What the task requires: Look at the entries below and reproduce them exactly.

Given records:
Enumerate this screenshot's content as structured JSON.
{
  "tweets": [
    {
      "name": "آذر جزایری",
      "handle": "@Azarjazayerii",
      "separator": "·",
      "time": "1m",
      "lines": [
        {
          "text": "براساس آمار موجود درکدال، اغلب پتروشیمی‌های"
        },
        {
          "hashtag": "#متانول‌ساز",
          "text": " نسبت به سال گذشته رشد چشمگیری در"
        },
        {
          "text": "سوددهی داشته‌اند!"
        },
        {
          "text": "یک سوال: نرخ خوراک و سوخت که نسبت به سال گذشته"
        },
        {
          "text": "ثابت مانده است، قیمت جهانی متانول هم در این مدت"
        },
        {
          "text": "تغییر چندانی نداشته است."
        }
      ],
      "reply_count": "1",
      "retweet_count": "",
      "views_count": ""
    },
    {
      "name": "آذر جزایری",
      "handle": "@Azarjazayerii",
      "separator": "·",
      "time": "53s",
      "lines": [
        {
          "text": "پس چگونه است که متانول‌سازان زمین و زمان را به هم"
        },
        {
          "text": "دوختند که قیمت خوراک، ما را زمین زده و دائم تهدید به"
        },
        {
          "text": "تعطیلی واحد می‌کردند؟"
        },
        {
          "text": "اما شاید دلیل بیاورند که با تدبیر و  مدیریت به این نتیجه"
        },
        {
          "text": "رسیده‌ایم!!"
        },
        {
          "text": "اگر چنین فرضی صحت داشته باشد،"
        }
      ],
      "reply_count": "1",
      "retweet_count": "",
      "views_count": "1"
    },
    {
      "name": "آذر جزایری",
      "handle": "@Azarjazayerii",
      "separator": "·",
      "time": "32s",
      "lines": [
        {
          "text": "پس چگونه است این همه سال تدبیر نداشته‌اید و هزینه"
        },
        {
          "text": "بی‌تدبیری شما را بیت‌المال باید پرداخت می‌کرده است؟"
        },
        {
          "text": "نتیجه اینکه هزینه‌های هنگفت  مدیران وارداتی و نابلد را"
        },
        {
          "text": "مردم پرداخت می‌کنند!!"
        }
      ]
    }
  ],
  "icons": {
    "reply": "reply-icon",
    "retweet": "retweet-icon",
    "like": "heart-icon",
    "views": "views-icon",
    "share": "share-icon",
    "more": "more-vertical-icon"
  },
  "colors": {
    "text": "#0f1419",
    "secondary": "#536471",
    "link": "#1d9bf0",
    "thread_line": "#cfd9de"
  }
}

Response:
Enumerate this screenshot's content as structured JSON.
{
  "tweets": [
    {
      "name": "آذر جزایری",
      "handle": "@Azarjazayerii",
      "separator": "·",
      "time": "1m",
      "lines": [
        {
          "text": "براساس آمار موجود درکدال، اغلب پتروشیمی‌های"
        },
        {
          "hashtag": "#متانول‌ساز",
          "text": " نسبت به سال گذشته رشد چشمگیری در"
        },
        {
          "text": "سوددهی داشته‌اند!"
        },
        {
          "text": "یک سوال: نرخ خوراک و سوخت که نسبت به سال گذشته"
        },
        {
          "text": "ثابت مانده است، قیمت جهانی متانول هم در این مدت"
        },
        {
          "text": "تغییر چندانی نداشته است."
        }
      ],
      "reply_count": "1",
      "retweet_count": "",
      "views_count": ""
    },
    {
      "name": "آذر جزایری",
      "handle": "@Azarjazayerii",
      "separator": "·",
      "time": "53s",
      "lines": [
        {
          "text": "پس چگونه است که متانول‌سازان زمین و زمان را به هم"
        },
        {
          "text": "دوختند که قیمت خوراک، ما را زمین زده و دائم تهدید به"
        },
        {
          "text": "تعطیلی واحد می‌کردند؟"
        },
        {
          "text": "اما شاید دلیل بیاورند که با تدبیر و  مدیریت به این نتیجه"
        },
        {
          "text": "رسیده‌ایم!!"
        },
        {
          "text": "اگر چنین فرضی صحت داشته باشد،"
        }
      ],
      "reply_count": "1",
      "retweet_count": "",
      "views_count": "1"
    },
    {
      "name": "آذر جزایری",
      "handle": "@Azarjazayerii",
      "separator": "·",
      "time": "32s",
      "lines": [
        {
          "text": "پس چگونه است این همه سال تدبیر نداشته‌اید و هزینه"
        },
        {
          "text": "بی‌تدبیری شما را بیت‌المال باید پرداخت می‌کرده است؟"
        },
        {
          "text": "نتیجه اینکه هزینه‌های هنگفت  مدیران وارداتی و نابلد را"
        },
        {
          "text": "مردم پرداخت می‌کنند!!"
        }
      ]
    }
  ],
  "icons": {
    "reply": "reply-icon",
    "retweet": "retweet-icon",
    "like": "heart-icon",
    "views": "views-icon",
    "share": "share-icon",
    "more": "more-vertical-icon"
  },
  "colors": {
    "text": "#0f1419",
    "secondary": "#536471",
    "link": "#1d9bf0",
    "thread_line": "#cfd9de"
  }
}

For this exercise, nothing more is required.